• DIRECTIONS: Each record is to be printed again precisely as it reads.

• INPUT MATERIAL:
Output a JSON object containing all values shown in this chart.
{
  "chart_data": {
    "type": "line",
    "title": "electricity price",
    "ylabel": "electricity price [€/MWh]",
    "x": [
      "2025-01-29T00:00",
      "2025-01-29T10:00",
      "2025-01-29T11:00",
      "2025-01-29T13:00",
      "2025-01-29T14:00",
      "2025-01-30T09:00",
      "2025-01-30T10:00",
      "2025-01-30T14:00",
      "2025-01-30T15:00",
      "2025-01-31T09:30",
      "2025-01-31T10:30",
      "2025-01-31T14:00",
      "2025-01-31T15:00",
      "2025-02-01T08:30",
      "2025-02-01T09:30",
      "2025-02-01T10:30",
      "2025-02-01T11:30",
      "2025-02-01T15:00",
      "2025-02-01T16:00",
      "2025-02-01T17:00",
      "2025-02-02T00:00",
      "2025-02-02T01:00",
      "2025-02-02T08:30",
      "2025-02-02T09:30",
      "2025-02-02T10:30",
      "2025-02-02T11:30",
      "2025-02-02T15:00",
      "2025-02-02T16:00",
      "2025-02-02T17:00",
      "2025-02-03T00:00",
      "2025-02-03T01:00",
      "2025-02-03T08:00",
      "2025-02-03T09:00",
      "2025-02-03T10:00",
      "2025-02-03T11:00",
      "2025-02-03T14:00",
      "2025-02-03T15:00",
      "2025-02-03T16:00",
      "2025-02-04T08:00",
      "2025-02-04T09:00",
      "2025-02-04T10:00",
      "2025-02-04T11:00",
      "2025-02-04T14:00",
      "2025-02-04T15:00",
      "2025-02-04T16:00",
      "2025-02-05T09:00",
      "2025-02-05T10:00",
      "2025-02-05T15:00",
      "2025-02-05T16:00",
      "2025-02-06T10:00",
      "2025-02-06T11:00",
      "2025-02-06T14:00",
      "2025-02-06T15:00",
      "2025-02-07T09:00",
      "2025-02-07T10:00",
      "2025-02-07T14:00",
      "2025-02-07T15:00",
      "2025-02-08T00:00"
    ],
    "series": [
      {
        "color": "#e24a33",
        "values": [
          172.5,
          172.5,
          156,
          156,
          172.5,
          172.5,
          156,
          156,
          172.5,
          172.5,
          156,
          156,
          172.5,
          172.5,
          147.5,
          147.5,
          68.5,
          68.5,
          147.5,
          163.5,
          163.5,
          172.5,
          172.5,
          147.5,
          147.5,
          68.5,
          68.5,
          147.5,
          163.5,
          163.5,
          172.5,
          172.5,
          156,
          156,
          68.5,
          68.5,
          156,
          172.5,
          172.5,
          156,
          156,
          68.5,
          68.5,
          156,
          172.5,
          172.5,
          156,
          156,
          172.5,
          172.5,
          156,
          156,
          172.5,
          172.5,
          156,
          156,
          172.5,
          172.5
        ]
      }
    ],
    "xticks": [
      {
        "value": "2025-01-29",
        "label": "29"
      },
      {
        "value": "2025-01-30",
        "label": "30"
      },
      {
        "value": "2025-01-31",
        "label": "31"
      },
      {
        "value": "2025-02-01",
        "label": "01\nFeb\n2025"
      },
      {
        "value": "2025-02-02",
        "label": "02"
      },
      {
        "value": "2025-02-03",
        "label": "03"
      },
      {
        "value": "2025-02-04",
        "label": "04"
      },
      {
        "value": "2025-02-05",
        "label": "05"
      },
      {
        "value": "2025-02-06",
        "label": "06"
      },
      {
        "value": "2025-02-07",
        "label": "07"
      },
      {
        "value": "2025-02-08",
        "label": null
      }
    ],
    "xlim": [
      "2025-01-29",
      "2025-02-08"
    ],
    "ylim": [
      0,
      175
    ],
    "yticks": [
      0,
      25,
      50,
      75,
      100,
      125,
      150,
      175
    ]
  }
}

• EXERCISE OUTPUT:
Output a JSON object containing all values shown in this chart.
{
  "chart_data": {
    "type": "line",
    "title": "electricity price",
    "ylabel": "electricity price [€/MWh]",
    "x": [
      "2025-01-29T00:00",
      "2025-01-29T10:00",
      "2025-01-29T11:00",
      "2025-01-29T13:00",
      "2025-01-29T14:00",
      "2025-01-30T09:00",
      "2025-01-30T10:00",
      "2025-01-30T14:00",
      "2025-01-30T15:00",
      "2025-01-31T09:30",
      "2025-01-31T10:30",
      "2025-01-31T14:00",
      "2025-01-31T15:00",
      "2025-02-01T08:30",
      "2025-02-01T09:30",
      "2025-02-01T10:30",
      "2025-02-01T11:30",
      "2025-02-01T15:00",
      "2025-02-01T16:00",
      "2025-02-01T17:00",
      "2025-02-02T00:00",
      "2025-02-02T01:00",
      "2025-02-02T08:30",
      "2025-02-02T09:30",
      "2025-02-02T10:30",
      "2025-02-02T11:30",
      "2025-02-02T15:00",
      "2025-02-02T16:00",
      "2025-02-02T17:00",
      "2025-02-03T00:00",
      "2025-02-03T01:00",
      "2025-02-03T08:00",
      "2025-02-03T09:00",
      "2025-02-03T10:00",
      "2025-02-03T11:00",
      "2025-02-03T14:00",
      "2025-02-03T15:00",
      "2025-02-03T16:00",
      "2025-02-04T08:00",
      "2025-02-04T09:00",
      "2025-02-04T10:00",
      "2025-02-04T11:00",
      "2025-02-04T14:00",
      "2025-02-04T15:00",
      "2025-02-04T16:00",
      "2025-02-05T09:00",
      "2025-02-05T10:00",
      "2025-02-05T15:00",
      "2025-02-05T16:00",
      "2025-02-06T10:00",
      "2025-02-06T11:00",
      "2025-02-06T14:00",
      "2025-02-06T15:00",
      "2025-02-07T09:00",
      "2025-02-07T10:00",
      "2025-02-07T14:00",
      "2025-02-07T15:00",
      "2025-02-08T00:00"
    ],
    "series": [
      {
        "color": "#e24a33",
        "values": [
          172.5,
          172.5,
          156,
          156,
          172.5,
          172.5,
          156,
          156,
          172.5,
          172.5,
          156,
          156,
          172.5,
          172.5,
          147.5,
          147.5,
          68.5,
          68.5,
          147.5,
          163.5,
          163.5,
          172.5,
          172.5,
          147.5,
          147.5,
          68.5,
          68.5,
          147.5,
          163.5,
          163.5,
          172.5,
          172.5,
          156,
          156,
          68.5,
          68.5,
          156,
          172.5,
          172.5,
          156,
          156,
          68.5,
          68.5,
          156,
          172.5,
          172.5,
          156,
          156,
          172.5,
          172.5,
          156,
          156,
          172.5,
          172.5,
          156,
          156,
          172.5,
          172.5
        ]
      }
    ],
    "xticks": [
      {
        "value": "2025-01-29",
        "label": "29"
      },
      {
        "value": "2025-01-30",
        "label": "30"
      },
      {
        "value": "2025-01-31",
        "label": "31"
      },
      {
        "value": "2025-02-01",
        "label": "01\nFeb\n2025"
      },
      {
        "value": "2025-02-02",
        "label": "02"
      },
      {
        "value": "2025-02-03",
        "label": "03"
      },
      {
        "value": "2025-02-04",
        "label": "04"
      },
      {
        "value": "2025-02-05",
        "label": "05"
      },
      {
        "value": "2025-02-06",
        "label": "06"
      },
      {
        "value": "2025-02-07",
        "label": "07"
      },
      {
        "value": "2025-02-08",
        "label": null
      }
    ],
    "xlim": [
      "2025-01-29",
      "2025-02-08"
    ],
    "ylim": [
      0,
      175
    ],
    "yticks": [
      0,
      25,
      50,
      75,
      100,
      125,
      150,
      175
    ]
  }
}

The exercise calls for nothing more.